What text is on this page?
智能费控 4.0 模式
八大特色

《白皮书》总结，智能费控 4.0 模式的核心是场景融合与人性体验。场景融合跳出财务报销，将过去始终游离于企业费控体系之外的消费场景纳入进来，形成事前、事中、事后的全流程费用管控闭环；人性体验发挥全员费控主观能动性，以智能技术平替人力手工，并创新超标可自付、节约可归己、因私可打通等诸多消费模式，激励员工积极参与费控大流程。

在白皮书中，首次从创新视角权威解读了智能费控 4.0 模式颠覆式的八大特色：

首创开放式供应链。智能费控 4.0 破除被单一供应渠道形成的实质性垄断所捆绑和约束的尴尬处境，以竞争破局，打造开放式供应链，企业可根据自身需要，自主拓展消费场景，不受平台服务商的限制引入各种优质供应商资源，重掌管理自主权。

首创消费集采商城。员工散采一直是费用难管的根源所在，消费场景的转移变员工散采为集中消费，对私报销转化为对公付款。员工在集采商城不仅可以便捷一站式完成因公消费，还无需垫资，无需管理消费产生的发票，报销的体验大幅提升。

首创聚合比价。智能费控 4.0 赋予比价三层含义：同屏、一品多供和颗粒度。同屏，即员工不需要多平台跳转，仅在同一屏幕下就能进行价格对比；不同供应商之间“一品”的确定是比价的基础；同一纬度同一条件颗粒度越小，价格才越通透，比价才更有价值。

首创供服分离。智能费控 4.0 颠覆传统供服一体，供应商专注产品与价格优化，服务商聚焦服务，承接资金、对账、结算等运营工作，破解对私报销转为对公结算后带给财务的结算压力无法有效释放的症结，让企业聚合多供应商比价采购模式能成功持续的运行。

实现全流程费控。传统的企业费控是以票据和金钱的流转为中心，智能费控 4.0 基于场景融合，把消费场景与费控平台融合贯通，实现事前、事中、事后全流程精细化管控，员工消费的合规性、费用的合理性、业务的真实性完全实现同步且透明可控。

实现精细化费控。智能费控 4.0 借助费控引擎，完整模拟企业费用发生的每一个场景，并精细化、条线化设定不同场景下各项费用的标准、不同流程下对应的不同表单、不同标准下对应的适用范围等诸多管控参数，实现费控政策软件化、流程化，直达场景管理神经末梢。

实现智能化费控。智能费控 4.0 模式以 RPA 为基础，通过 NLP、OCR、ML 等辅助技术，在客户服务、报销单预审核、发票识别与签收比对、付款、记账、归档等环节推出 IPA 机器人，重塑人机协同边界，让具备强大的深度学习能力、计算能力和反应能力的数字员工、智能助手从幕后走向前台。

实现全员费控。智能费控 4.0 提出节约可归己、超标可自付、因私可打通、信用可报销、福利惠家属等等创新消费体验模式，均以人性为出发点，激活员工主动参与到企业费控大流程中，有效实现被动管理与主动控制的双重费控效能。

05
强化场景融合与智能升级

### Instruction
Make an exact copy of the listing, including every line.

### Completed task
What text is on this page?
智能费控 4.0 模式
八大特色

《白皮书》总结，智能费控 4.0 模式的核心是场景融合与人性体验。场景融合跳出财务报销，将过去始终游离于企业费控体系之外的消费场景纳入进来，形成事前、事中、事后的全流程费用管控闭环；人性体验发挥全员费控主观能动性，以智能技术平替人力手工，并创新超标可自付、节约可归己、因私可打通等诸多消费模式，激励员工积极参与费控大流程。

在白皮书中，首次从创新视角权威解读了智能费控 4.0 模式颠覆式的八大特色：

首创开放式供应链。智能费控 4.0 破除被单一供应渠道形成的实质性垄断所捆绑和约束的尴尬处境，以竞争破局，打造开放式供应链，企业可根据自身需要，自主拓展消费场景，不受平台服务商的限制引入各种优质供应商资源，重掌管理自主权。

首创消费集采商城。员工散采一直是费用难管的根源所在，消费场景的转移变员工散采为集中消费，对私报销转化为对公付款。员工在集采商城不仅可以便捷一站式完成因公消费，还无需垫资，无需管理消费产生的发票，报销的体验大幅提升。

首创聚合比价。智能费控 4.0 赋予比价三层含义：同屏、一品多供和颗粒度。同屏，即员工不需要多平台跳转，仅在同一屏幕下就能进行价格对比；不同供应商之间“一品”的确定是比价的基础；同一纬度同一条件颗粒度越小，价格才越通透，比价才更有价值。

首创供服分离。智能费控 4.0 颠覆传统供服一体，供应商专注产品与价格优化，服务商聚焦服务，承接资金、对账、结算等运营工作，破解对私报销转为对公结算后带给财务的结算压力无法有效释放的症结，让企业聚合多供应商比价采购模式能成功持续的运行。

实现全流程费控。传统的企业费控是以票据和金钱的流转为中心，智能费控 4.0 基于场景融合，把消费场景与费控平台融合贯通，实现事前、事中、事后全流程精细化管控，员工消费的合规性、费用的合理性、业务的真实性完全实现同步且透明可控。

实现精细化费控。智能费控 4.0 借助费控引擎，完整模拟企业费用发生的每一个场景，并精细化、条线化设定不同场景下各项费用的标准、不同流程下对应的不同表单、不同标准下对应的适用范围等诸多管控参数，实现费控政策软件化、流程化，直达场景管理神经末梢。

实现智能化费控。智能费控 4.0 模式以 RPA 为基础，通过 NLP、OCR、ML 等辅助技术，在客户服务、报销单预审核、发票识别与签收比对、付款、记账、归档等环节推出 IPA 机器人，重塑人机协同边界，让具备强大的深度学习能力、计算能力和反应能力的数字员工、智能助手从幕后走向前台。

实现全员费控。智能费控 4.0 提出节约可归己、超标可自付、因私可打通、信用可报销、福利惠家属等等创新消费体验模式，均以人性为出发点，激活员工主动参与到企业费控大流程中，有效实现被动管理与主动控制的双重费控效能。

05
强化场景融合与智能升级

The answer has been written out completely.